Aim
Write out, unchanged, the lines from the one holding "Serialize everything readable" to the close of the listing. Both the first and last lines belong in it.
START
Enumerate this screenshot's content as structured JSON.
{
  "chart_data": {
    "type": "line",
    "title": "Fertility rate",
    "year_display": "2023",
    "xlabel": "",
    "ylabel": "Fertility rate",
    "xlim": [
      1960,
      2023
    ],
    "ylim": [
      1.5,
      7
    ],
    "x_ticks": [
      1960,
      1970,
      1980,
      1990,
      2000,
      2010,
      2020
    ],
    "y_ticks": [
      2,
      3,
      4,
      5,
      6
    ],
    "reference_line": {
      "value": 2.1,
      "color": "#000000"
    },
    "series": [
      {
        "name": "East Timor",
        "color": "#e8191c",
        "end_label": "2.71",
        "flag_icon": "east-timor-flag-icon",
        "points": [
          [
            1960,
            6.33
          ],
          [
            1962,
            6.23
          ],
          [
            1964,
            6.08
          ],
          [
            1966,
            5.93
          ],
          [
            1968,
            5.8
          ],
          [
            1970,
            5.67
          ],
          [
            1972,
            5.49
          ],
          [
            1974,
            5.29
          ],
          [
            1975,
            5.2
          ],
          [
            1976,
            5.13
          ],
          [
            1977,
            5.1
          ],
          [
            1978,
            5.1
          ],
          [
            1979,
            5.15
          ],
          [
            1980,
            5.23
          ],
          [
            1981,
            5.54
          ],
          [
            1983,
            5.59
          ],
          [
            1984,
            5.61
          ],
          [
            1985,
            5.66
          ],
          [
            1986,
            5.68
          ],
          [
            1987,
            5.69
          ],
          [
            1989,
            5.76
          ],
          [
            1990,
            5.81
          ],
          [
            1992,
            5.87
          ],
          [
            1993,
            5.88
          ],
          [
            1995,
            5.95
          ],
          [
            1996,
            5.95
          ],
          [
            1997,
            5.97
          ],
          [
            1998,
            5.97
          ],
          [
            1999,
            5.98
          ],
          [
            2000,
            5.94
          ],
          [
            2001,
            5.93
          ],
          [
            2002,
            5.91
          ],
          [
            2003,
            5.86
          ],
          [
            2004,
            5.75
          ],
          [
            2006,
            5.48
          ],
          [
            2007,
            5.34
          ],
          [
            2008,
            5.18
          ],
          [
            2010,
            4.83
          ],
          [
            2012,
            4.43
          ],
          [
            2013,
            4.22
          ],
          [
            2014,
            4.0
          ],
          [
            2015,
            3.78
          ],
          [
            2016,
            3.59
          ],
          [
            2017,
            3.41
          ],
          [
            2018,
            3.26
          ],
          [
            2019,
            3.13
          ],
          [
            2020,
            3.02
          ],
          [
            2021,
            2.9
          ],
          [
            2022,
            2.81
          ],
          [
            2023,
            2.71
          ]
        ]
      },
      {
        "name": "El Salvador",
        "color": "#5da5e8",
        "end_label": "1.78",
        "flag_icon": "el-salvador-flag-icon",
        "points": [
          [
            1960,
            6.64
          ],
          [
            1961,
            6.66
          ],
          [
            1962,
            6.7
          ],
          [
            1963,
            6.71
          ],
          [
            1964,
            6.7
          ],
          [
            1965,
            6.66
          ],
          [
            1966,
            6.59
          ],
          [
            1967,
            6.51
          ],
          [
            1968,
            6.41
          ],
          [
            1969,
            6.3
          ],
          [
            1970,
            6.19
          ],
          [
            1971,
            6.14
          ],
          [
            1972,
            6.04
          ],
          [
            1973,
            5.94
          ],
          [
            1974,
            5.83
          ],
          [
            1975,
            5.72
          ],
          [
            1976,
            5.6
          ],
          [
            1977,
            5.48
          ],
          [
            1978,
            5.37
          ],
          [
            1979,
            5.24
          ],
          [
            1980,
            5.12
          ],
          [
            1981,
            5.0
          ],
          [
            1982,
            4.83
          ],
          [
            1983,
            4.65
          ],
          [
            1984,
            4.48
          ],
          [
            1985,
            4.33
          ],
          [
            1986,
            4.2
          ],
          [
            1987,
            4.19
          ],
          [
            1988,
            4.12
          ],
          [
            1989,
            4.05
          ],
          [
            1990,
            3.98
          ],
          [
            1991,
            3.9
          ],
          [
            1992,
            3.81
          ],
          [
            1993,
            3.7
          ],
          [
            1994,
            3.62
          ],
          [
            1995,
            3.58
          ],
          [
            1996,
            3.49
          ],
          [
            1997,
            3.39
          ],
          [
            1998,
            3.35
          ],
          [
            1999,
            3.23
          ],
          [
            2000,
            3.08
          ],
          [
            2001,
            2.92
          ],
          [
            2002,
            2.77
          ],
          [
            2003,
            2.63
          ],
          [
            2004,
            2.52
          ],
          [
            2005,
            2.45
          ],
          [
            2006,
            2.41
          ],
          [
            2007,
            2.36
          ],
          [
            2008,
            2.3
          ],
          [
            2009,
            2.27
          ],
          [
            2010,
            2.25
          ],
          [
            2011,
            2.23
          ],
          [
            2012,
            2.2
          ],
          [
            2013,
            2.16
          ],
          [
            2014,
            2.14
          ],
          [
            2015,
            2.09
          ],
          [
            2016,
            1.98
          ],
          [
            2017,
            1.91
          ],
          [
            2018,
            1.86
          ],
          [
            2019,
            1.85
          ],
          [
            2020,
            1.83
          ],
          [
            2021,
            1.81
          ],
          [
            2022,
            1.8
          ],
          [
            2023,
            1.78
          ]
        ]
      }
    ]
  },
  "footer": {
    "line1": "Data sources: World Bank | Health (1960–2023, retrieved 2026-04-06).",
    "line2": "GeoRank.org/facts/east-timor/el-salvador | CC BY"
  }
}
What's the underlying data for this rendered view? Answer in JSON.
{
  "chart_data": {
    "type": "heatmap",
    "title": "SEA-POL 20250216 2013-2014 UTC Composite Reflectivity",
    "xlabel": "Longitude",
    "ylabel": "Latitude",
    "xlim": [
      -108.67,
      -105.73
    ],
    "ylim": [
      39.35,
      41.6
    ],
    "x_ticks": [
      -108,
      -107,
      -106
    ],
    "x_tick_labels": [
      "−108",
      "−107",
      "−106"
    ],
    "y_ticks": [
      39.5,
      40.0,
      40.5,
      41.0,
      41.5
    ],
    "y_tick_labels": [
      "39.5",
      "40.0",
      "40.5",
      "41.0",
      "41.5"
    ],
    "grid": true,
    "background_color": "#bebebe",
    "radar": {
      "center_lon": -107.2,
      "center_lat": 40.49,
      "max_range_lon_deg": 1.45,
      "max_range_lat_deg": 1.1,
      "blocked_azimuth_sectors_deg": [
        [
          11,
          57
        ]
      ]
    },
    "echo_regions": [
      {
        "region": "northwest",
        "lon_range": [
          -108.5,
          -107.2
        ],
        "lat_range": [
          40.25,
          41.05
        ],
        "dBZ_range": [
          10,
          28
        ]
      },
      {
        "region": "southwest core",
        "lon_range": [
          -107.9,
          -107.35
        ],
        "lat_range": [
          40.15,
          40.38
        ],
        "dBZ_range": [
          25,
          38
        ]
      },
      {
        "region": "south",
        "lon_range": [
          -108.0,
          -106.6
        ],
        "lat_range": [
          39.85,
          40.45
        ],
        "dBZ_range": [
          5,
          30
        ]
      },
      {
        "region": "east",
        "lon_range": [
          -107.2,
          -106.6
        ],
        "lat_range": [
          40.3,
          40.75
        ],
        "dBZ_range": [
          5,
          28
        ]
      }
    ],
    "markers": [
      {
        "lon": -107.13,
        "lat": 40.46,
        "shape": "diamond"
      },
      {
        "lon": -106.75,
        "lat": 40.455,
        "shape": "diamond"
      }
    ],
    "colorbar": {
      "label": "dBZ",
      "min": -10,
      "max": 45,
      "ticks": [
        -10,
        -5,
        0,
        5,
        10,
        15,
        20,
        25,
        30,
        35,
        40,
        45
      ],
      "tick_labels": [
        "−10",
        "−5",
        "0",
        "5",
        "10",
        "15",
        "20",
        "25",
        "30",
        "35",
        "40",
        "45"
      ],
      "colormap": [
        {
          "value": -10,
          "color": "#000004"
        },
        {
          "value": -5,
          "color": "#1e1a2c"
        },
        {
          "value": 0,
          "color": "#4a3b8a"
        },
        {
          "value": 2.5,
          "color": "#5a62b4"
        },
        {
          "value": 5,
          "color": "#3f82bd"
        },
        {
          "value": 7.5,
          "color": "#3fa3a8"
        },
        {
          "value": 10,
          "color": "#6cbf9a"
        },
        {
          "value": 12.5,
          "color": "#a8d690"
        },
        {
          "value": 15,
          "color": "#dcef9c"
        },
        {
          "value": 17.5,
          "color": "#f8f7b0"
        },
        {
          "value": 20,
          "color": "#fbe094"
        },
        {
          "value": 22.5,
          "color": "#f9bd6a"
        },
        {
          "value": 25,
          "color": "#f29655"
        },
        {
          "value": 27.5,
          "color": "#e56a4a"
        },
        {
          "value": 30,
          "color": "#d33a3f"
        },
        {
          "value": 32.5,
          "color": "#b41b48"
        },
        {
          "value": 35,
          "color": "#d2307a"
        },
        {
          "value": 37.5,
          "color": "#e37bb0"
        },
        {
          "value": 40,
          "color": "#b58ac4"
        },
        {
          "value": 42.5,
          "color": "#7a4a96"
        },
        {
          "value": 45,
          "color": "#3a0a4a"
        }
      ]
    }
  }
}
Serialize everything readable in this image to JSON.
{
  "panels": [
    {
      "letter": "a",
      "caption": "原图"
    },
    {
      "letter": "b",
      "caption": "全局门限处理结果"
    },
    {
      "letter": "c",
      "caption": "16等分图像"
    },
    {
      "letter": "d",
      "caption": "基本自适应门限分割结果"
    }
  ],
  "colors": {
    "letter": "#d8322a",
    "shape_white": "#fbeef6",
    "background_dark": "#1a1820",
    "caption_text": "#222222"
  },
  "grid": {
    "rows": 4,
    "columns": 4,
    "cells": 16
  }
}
END
Output of the task
Serialize everything readable in this image to JSON.
{
  "panels": [
    {
      "letter": "a",
      "caption": "原图"
    },
    {
      "letter": "b",
      "caption": "全局门限处理结果"
    },
    {
      "letter": "c",
      "caption": "16等分图像"
    },
    {
      "letter": "d",
      "caption": "基本自适应门限分割结果"
    }
  ],
  "colors": {
    "letter": "#d8322a",
    "shape_white": "#fbeef6",
    "background_dark": "#1a1820",
    "caption_text": "#222222"
  },
  "grid": {
    "rows": 4,
    "columns": 4,
    "cells": 16
  }
}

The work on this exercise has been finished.